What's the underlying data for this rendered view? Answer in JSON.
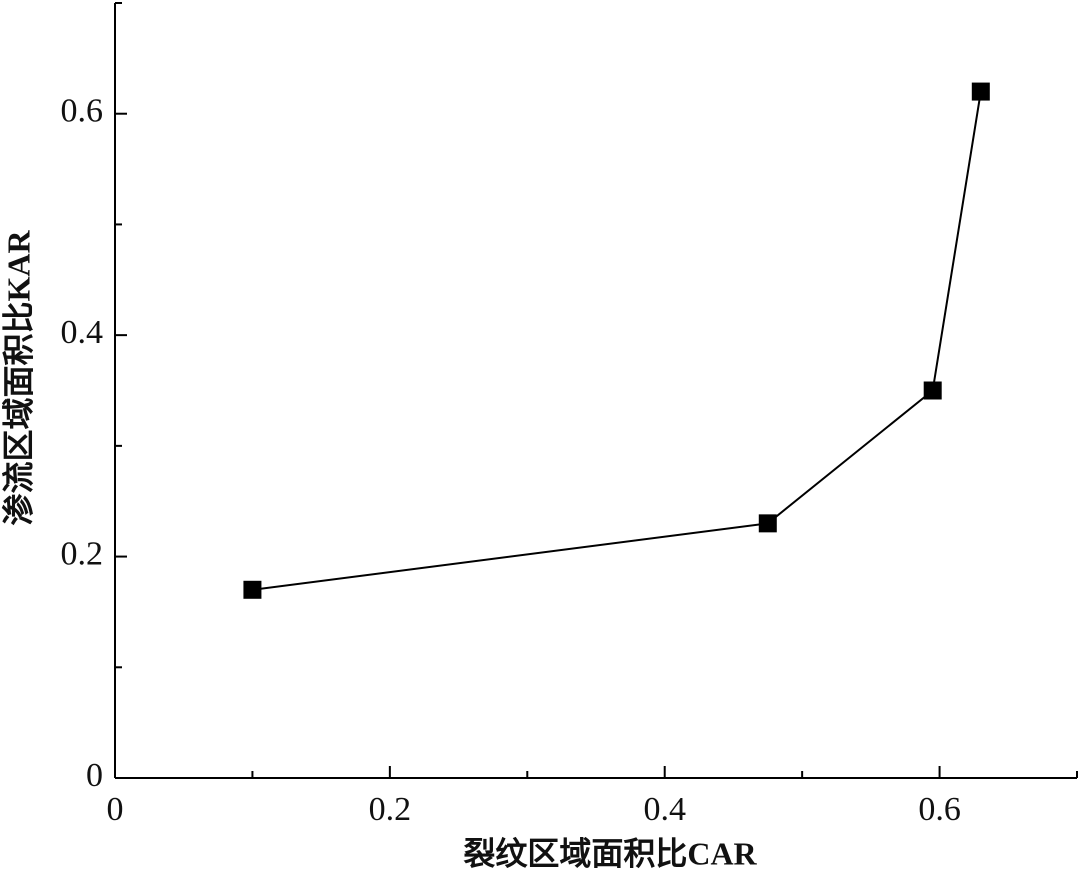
{
  "chart_data": {
    "type": "line",
    "x_label": "裂纹区域面积比CAR",
    "y_label": "渗流区域面积比KAR",
    "x": [
      0.1,
      0.475,
      0.595,
      0.63
    ],
    "series": [
      {
        "color": "#000000",
        "values": [
          0.17,
          0.23,
          0.35,
          0.62
        ]
      }
    ],
    "xlim": [
      0,
      0.7
    ],
    "ylim": [
      0,
      0.7
    ],
    "xticks": [
      0,
      0.2,
      0.4,
      0.6
    ],
    "yticks": [
      0,
      0.2,
      0.4,
      0.6
    ],
    "xticks_minor": [
      0.1,
      0.3,
      0.5,
      0.7
    ],
    "yticks_minor": [
      0.1,
      0.3,
      0.5,
      0.7
    ],
    "grid": false,
    "marker": "square"
  }
}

----------

• YOUR GOAL:
Pictures appear in the records above. Output everything except them, exactly.

• EXPECTED OUTPUT:
What's the underlying data for this rendered view? Answer in JSON.
{
  "chart_data": {
    "type": "line",
    "x_label": "裂纹区域面积比CAR",
    "y_label": "渗流区域面积比KAR",
    "x": [
      0.1,
      0.475,
      0.595,
      0.63
    ],
    "series": [
      {
        "color": "#000000",
        "values": [
          0.17,
          0.23,
          0.35,
          0.62
        ]
      }
    ],
    "xlim": [
      0,
      0.7
    ],
    "ylim": [
      0,
      0.7
    ],
    "xticks": [
      0,
      0.2,
      0.4,
      0.6
    ],
    "yticks": [
      0,
      0.2,
      0.4,
      0.6
    ],
    "xticks_minor": [
      0.1,
      0.3,
      0.5,
      0.7
    ],
    "yticks_minor": [
      0.1,
      0.3,
      0.5,
      0.7
    ],
    "grid": false,
    "marker": "square"
  }
}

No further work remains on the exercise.